▶ **Instruction**:
Output every line exactly as written. Leave out pictures.

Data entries
* START *

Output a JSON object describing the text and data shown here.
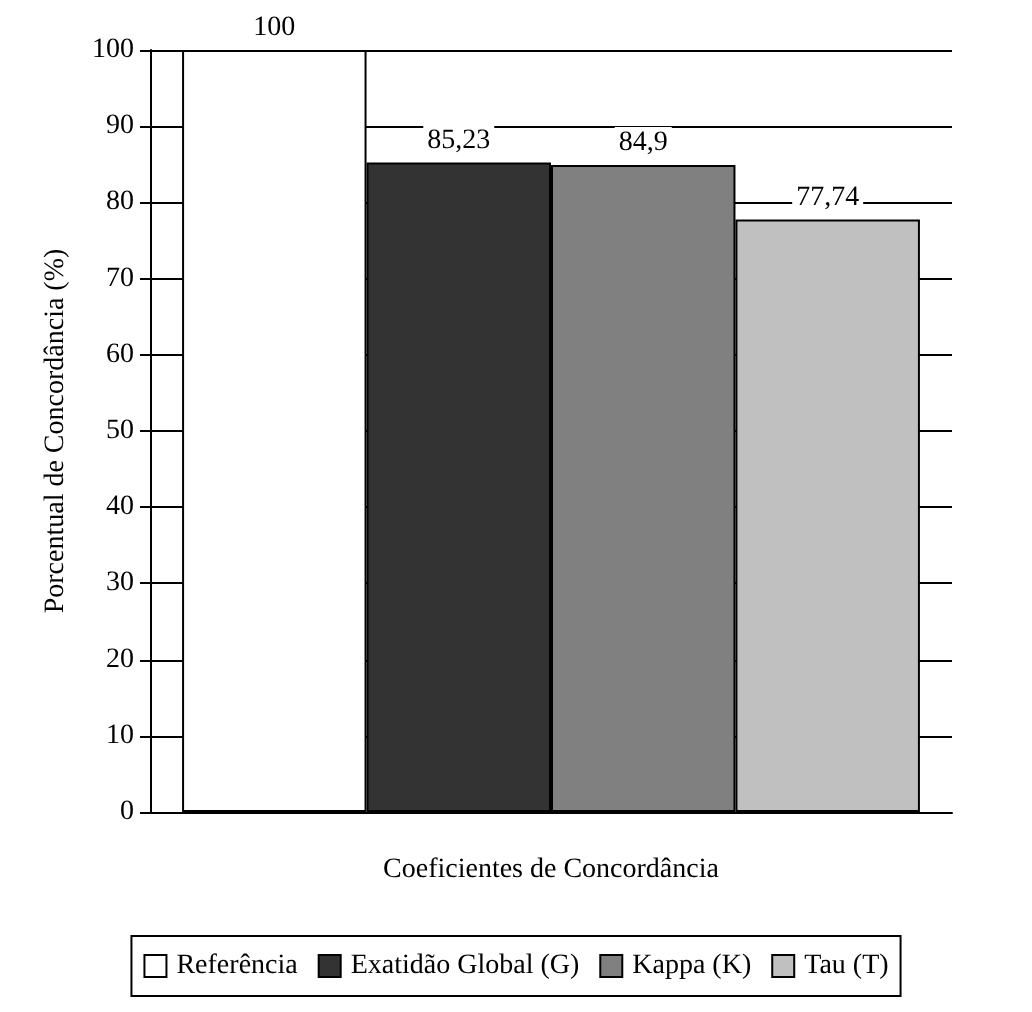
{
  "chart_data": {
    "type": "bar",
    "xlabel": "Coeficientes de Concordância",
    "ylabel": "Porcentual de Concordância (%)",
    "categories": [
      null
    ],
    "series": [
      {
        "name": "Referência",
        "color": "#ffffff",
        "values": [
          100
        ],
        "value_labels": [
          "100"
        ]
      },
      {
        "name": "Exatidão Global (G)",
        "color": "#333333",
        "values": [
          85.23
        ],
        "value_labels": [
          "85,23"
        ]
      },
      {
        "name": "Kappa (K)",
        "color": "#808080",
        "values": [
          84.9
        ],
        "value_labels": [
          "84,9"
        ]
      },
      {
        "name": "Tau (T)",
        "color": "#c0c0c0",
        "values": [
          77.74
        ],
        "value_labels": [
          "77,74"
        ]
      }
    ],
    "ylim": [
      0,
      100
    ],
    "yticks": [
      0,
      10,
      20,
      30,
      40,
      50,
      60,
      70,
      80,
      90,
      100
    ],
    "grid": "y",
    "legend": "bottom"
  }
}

* END *

▶ **Finished task**:
Output a JSON object describing the text and data shown here.
{
  "chart_data": {
    "type": "bar",
    "xlabel": "Coeficientes de Concordância",
    "ylabel": "Porcentual de Concordância (%)",
    "categories": [
      null
    ],
    "series": [
      {
        "name": "Referência",
        "color": "#ffffff",
        "values": [
          100
        ],
        "value_labels": [
          "100"
        ]
      },
      {
        "name": "Exatidão Global (G)",
        "color": "#333333",
        "values": [
          85.23
        ],
        "value_labels": [
          "85,23"
        ]
      },
      {
        "name": "Kappa (K)",
        "color": "#808080",
        "values": [
          84.9
        ],
        "value_labels": [
          "84,9"
        ]
      },
      {
        "name": "Tau (T)",
        "color": "#c0c0c0",
        "values": [
          77.74
        ],
        "value_labels": [
          "77,74"
        ]
      }
    ],
    "ylim": [
      0,
      100
    ],
    "yticks": [
      0,
      10,
      20,
      30,
      40,
      50,
      60,
      70,
      80,
      90,
      100
    ],
    "grid": "y",
    "legend": "bottom"
  }
}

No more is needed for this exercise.